> [REQUIREMENTS]:
Pick out every line in the data below that holds "structured".

> [AVAILABLE DATA]:
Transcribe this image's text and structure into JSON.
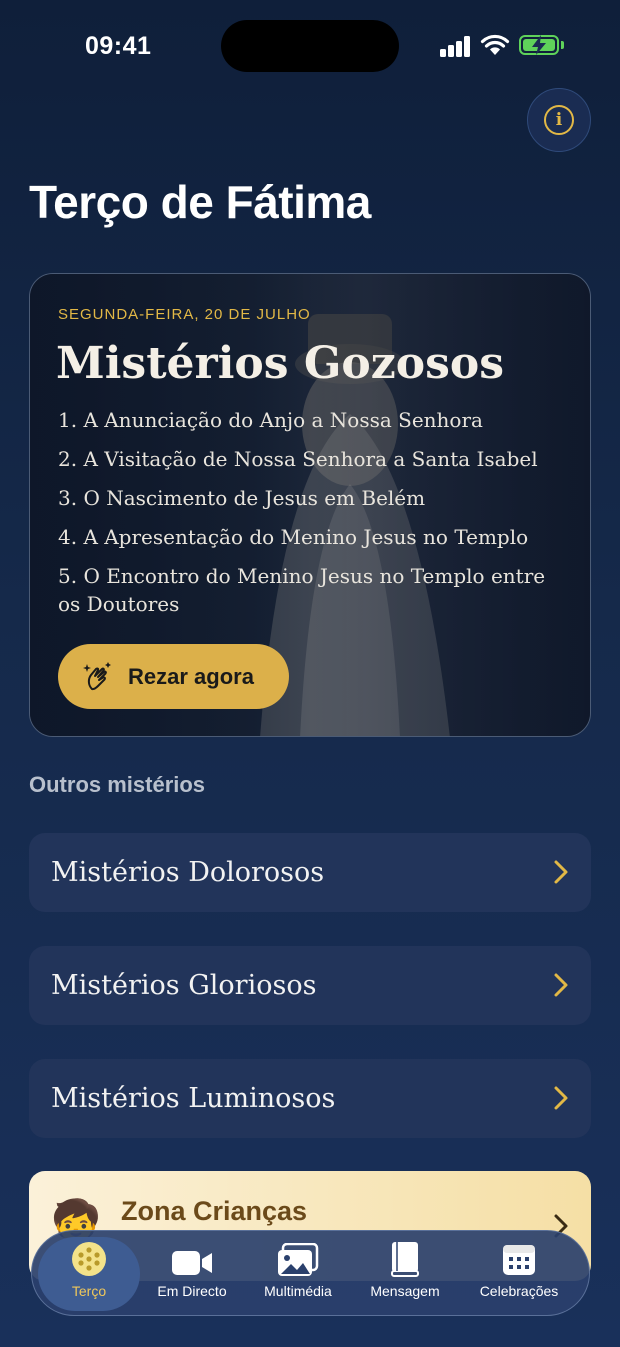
{
  "status_bar": {
    "time": "09:41"
  },
  "header": {
    "title": "Terço de Fátima",
    "info_icon": "info-icon"
  },
  "hero": {
    "date": "SEGUNDA-FEIRA, 20 DE JULHO",
    "title": "Mistérios Gozosos",
    "mysteries": [
      "1. A Anunciação do Anjo a Nossa Senhora",
      "2. A Visitação de Nossa Senhora a Santa Isabel",
      "3. O Nascimento de Jesus em Belém",
      "4. A Apresentação do Menino Jesus no Templo",
      "5. O Encontro do Menino Jesus no Templo entre os Doutores"
    ],
    "button_label": "Rezar agora",
    "button_icon": "praying-hands-icon"
  },
  "other": {
    "label": "Outros mistérios",
    "items": [
      "Mistérios Dolorosos",
      "Mistérios Gloriosos",
      "Mistérios Luminosos"
    ]
  },
  "kids": {
    "title": "Zona Crianças",
    "emoji": "🧒"
  },
  "tabs": [
    {
      "label": "Terço",
      "icon": "rosary-icon",
      "active": true
    },
    {
      "label": "Em Directo",
      "icon": "video-camera-icon",
      "active": false
    },
    {
      "label": "Multimédia",
      "icon": "photo-gallery-icon",
      "active": false
    },
    {
      "label": "Mensagem",
      "icon": "book-icon",
      "active": false
    },
    {
      "label": "Celebrações",
      "icon": "calendar-icon",
      "active": false
    }
  ],
  "colors": {
    "accent": "#dcb04a",
    "background": "#15294a",
    "row": "#22345a"
  }
}
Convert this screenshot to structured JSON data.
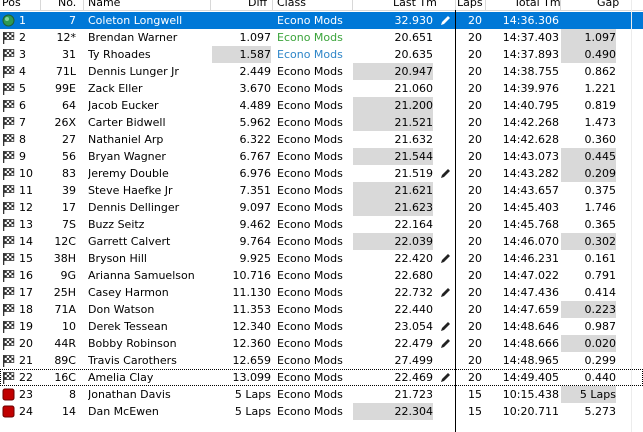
{
  "headers": {
    "pos": "Pos",
    "no": "No.",
    "name": "Name",
    "diff": "Diff",
    "class": "Class",
    "last_tm": "Last Tm",
    "laps": "Laps",
    "total_tm": "Total Tm",
    "gap": "Gap"
  },
  "colors": {
    "selected_bg": "#0078d7",
    "shade": "#d9d9d9",
    "green_text": "#3ba43b",
    "blue_text": "#2f86c8",
    "flag_green": "#2e9a52",
    "flag_stop": "#c00000"
  },
  "rows": [
    {
      "pos": "1",
      "no": "7",
      "name": "Coleton Longwell",
      "diff": "",
      "class": "Econo Mods",
      "last": "32.930",
      "laps": "20",
      "total": "14:36.306",
      "gap": "",
      "icon": "green-circle",
      "pencil": true,
      "selected": true
    },
    {
      "pos": "2",
      "no": "12*",
      "name": "Brendan Warner",
      "diff": "1.097",
      "class": "Econo Mods",
      "last": "20.651",
      "laps": "20",
      "total": "14:37.403",
      "gap": "1.097",
      "icon": "checkered-flag",
      "class_color": "green",
      "gap_shade": true
    },
    {
      "pos": "3",
      "no": "31",
      "name": "Ty Rhoades",
      "diff": "1.587",
      "class": "Econo Mods",
      "last": "20.635",
      "laps": "20",
      "total": "14:37.893",
      "gap": "0.490",
      "icon": "checkered-flag",
      "class_color": "blue",
      "diff_shade": true,
      "gap_shade": true
    },
    {
      "pos": "4",
      "no": "71L",
      "name": "Dennis Lunger Jr",
      "diff": "2.449",
      "class": "Econo Mods",
      "last": "20.947",
      "laps": "20",
      "total": "14:38.755",
      "gap": "0.862",
      "icon": "checkered-flag",
      "last_shade": true
    },
    {
      "pos": "5",
      "no": "99E",
      "name": "Zack Eller",
      "diff": "3.670",
      "class": "Econo Mods",
      "last": "21.060",
      "laps": "20",
      "total": "14:39.976",
      "gap": "1.221",
      "icon": "checkered-flag"
    },
    {
      "pos": "6",
      "no": "64",
      "name": "Jacob Eucker",
      "diff": "4.489",
      "class": "Econo Mods",
      "last": "21.200",
      "laps": "20",
      "total": "14:40.795",
      "gap": "0.819",
      "icon": "checkered-flag",
      "last_shade": true
    },
    {
      "pos": "7",
      "no": "26X",
      "name": "Carter Bidwell",
      "diff": "5.962",
      "class": "Econo Mods",
      "last": "21.521",
      "laps": "20",
      "total": "14:42.268",
      "gap": "1.473",
      "icon": "checkered-flag",
      "last_shade": true
    },
    {
      "pos": "8",
      "no": "27",
      "name": "Nathaniel Arp",
      "diff": "6.322",
      "class": "Econo Mods",
      "last": "21.632",
      "laps": "20",
      "total": "14:42.628",
      "gap": "0.360",
      "icon": "checkered-flag"
    },
    {
      "pos": "9",
      "no": "56",
      "name": "Bryan Wagner",
      "diff": "6.767",
      "class": "Econo Mods",
      "last": "21.544",
      "laps": "20",
      "total": "14:43.073",
      "gap": "0.445",
      "icon": "checkered-flag",
      "last_shade": true,
      "gap_shade": true
    },
    {
      "pos": "10",
      "no": "83",
      "name": "Jeremy Double",
      "diff": "6.976",
      "class": "Econo Mods",
      "last": "21.519",
      "laps": "20",
      "total": "14:43.282",
      "gap": "0.209",
      "icon": "checkered-flag",
      "pencil": true,
      "gap_shade": true
    },
    {
      "pos": "11",
      "no": "39",
      "name": "Steve Haefke Jr",
      "diff": "7.351",
      "class": "Econo Mods",
      "last": "21.621",
      "laps": "20",
      "total": "14:43.657",
      "gap": "0.375",
      "icon": "checkered-flag",
      "last_shade": true
    },
    {
      "pos": "12",
      "no": "17",
      "name": "Dennis Dellinger",
      "diff": "9.097",
      "class": "Econo Mods",
      "last": "21.623",
      "laps": "20",
      "total": "14:45.403",
      "gap": "1.746",
      "icon": "checkered-flag",
      "last_shade": true
    },
    {
      "pos": "13",
      "no": "7S",
      "name": "Buzz Seitz",
      "diff": "9.462",
      "class": "Econo Mods",
      "last": "22.164",
      "laps": "20",
      "total": "14:45.768",
      "gap": "0.365",
      "icon": "checkered-flag"
    },
    {
      "pos": "14",
      "no": "12C",
      "name": "Garrett Calvert",
      "diff": "9.764",
      "class": "Econo Mods",
      "last": "22.039",
      "laps": "20",
      "total": "14:46.070",
      "gap": "0.302",
      "icon": "checkered-flag",
      "last_shade": true,
      "gap_shade": true
    },
    {
      "pos": "15",
      "no": "38H",
      "name": "Bryson Hill",
      "diff": "9.925",
      "class": "Econo Mods",
      "last": "22.420",
      "laps": "20",
      "total": "14:46.231",
      "gap": "0.161",
      "icon": "checkered-flag",
      "pencil": true
    },
    {
      "pos": "16",
      "no": "9G",
      "name": "Arianna Samuelson",
      "diff": "10.716",
      "class": "Econo Mods",
      "last": "22.680",
      "laps": "20",
      "total": "14:47.022",
      "gap": "0.791",
      "icon": "checkered-flag"
    },
    {
      "pos": "17",
      "no": "25H",
      "name": "Casey Harmon",
      "diff": "11.130",
      "class": "Econo Mods",
      "last": "22.732",
      "laps": "20",
      "total": "14:47.436",
      "gap": "0.414",
      "icon": "checkered-flag",
      "pencil": true
    },
    {
      "pos": "18",
      "no": "71A",
      "name": "Don Watson",
      "diff": "11.353",
      "class": "Econo Mods",
      "last": "22.440",
      "laps": "20",
      "total": "14:47.659",
      "gap": "0.223",
      "icon": "checkered-flag",
      "gap_shade": true
    },
    {
      "pos": "19",
      "no": "10",
      "name": "Derek Tessean",
      "diff": "12.340",
      "class": "Econo Mods",
      "last": "23.054",
      "laps": "20",
      "total": "14:48.646",
      "gap": "0.987",
      "icon": "checkered-flag",
      "pencil": true
    },
    {
      "pos": "20",
      "no": "44R",
      "name": "Bobby Robinson",
      "diff": "12.360",
      "class": "Econo Mods",
      "last": "22.479",
      "laps": "20",
      "total": "14:48.666",
      "gap": "0.020",
      "icon": "checkered-flag",
      "pencil": true,
      "gap_shade": true
    },
    {
      "pos": "21",
      "no": "89C",
      "name": "Travis Carothers",
      "diff": "12.659",
      "class": "Econo Mods",
      "last": "27.499",
      "laps": "20",
      "total": "14:48.965",
      "gap": "0.299",
      "icon": "checkered-flag"
    },
    {
      "pos": "22",
      "no": "16C",
      "name": "Amelia Clay",
      "diff": "13.099",
      "class": "Econo Mods",
      "last": "22.469",
      "laps": "20",
      "total": "14:49.405",
      "gap": "0.440",
      "icon": "checkered-flag",
      "pencil": true,
      "focus": true
    },
    {
      "pos": "23",
      "no": "8",
      "name": "Jonathan Davis",
      "diff": "5 Laps",
      "class": "Econo Mods",
      "last": "21.723",
      "laps": "15",
      "total": "10:15.438",
      "gap": "5 Laps",
      "icon": "red-square",
      "gap_shade": true
    },
    {
      "pos": "24",
      "no": "14",
      "name": "Dan McEwen",
      "diff": "5 Laps",
      "class": "Econo Mods",
      "last": "22.304",
      "laps": "15",
      "total": "10:20.711",
      "gap": "5.273",
      "icon": "red-square",
      "last_shade": true
    }
  ]
}
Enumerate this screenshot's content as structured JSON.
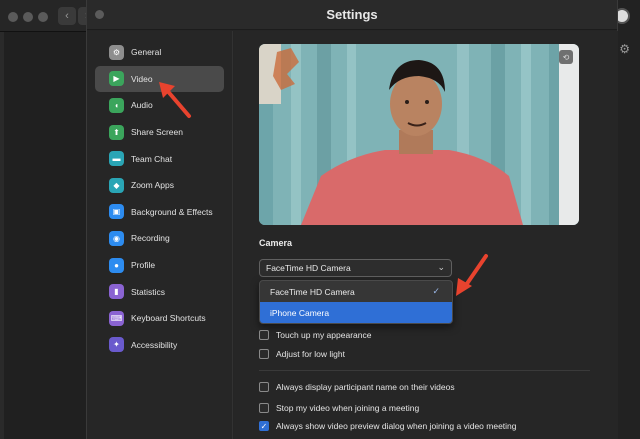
{
  "window": {
    "title": "Settings"
  },
  "sidebar": {
    "items": [
      {
        "label": "General",
        "icon": "gear-icon",
        "color": "#8e8e8e",
        "glyph": "⚙"
      },
      {
        "label": "Video",
        "icon": "video-icon",
        "color": "#3ba55c",
        "glyph": "▶"
      },
      {
        "label": "Audio",
        "icon": "headphones-icon",
        "color": "#3ba55c",
        "glyph": "◖"
      },
      {
        "label": "Share Screen",
        "icon": "share-screen-icon",
        "color": "#3ba55c",
        "glyph": "⬆"
      },
      {
        "label": "Team Chat",
        "icon": "chat-icon",
        "color": "#2aa5b5",
        "glyph": "▬"
      },
      {
        "label": "Zoom Apps",
        "icon": "apps-icon",
        "color": "#2aa5b5",
        "glyph": "◆"
      },
      {
        "label": "Background & Effects",
        "icon": "background-icon",
        "color": "#2d8cf0",
        "glyph": "▣"
      },
      {
        "label": "Recording",
        "icon": "recording-icon",
        "color": "#2d8cf0",
        "glyph": "◉"
      },
      {
        "label": "Profile",
        "icon": "profile-icon",
        "color": "#2d8cf0",
        "glyph": "●"
      },
      {
        "label": "Statistics",
        "icon": "statistics-icon",
        "color": "#8a63d2",
        "glyph": "▮"
      },
      {
        "label": "Keyboard Shortcuts",
        "icon": "keyboard-icon",
        "color": "#8a63d2",
        "glyph": "⌨"
      },
      {
        "label": "Accessibility",
        "icon": "accessibility-icon",
        "color": "#6a5acd",
        "glyph": "✦"
      }
    ],
    "active_index": 1
  },
  "video": {
    "camera_label": "Camera",
    "camera_selected": "FaceTime HD Camera",
    "camera_options": [
      "FaceTime HD Camera",
      "iPhone Camera"
    ],
    "checked_option": "FaceTime HD Camera",
    "highlighted_option": "iPhone Camera"
  },
  "options": [
    {
      "label": "Touch up my appearance",
      "checked": false
    },
    {
      "label": "Adjust for low light",
      "checked": false
    },
    {
      "label": "Always display participant name on their videos",
      "checked": false
    },
    {
      "label": "Stop my video when joining a meeting",
      "checked": false
    },
    {
      "label": "Always show video preview dialog when joining a video meeting",
      "checked": true
    }
  ],
  "colors": {
    "accent": "#2f6fd6",
    "arrow": "#e8432e"
  }
}
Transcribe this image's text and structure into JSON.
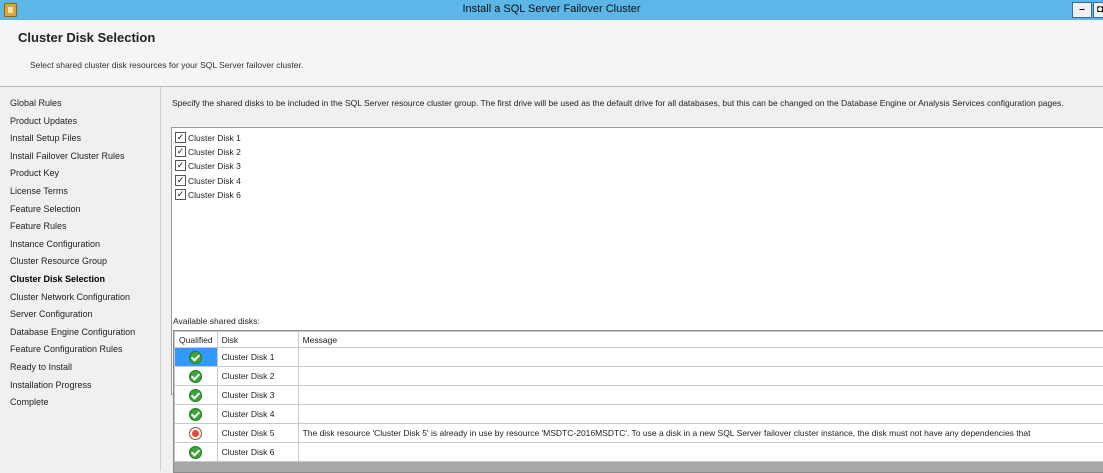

> [FINAL RESULT]:
Convert this screenshot to structured JSON data.
Enumerate this screenshot's content as structured JSON.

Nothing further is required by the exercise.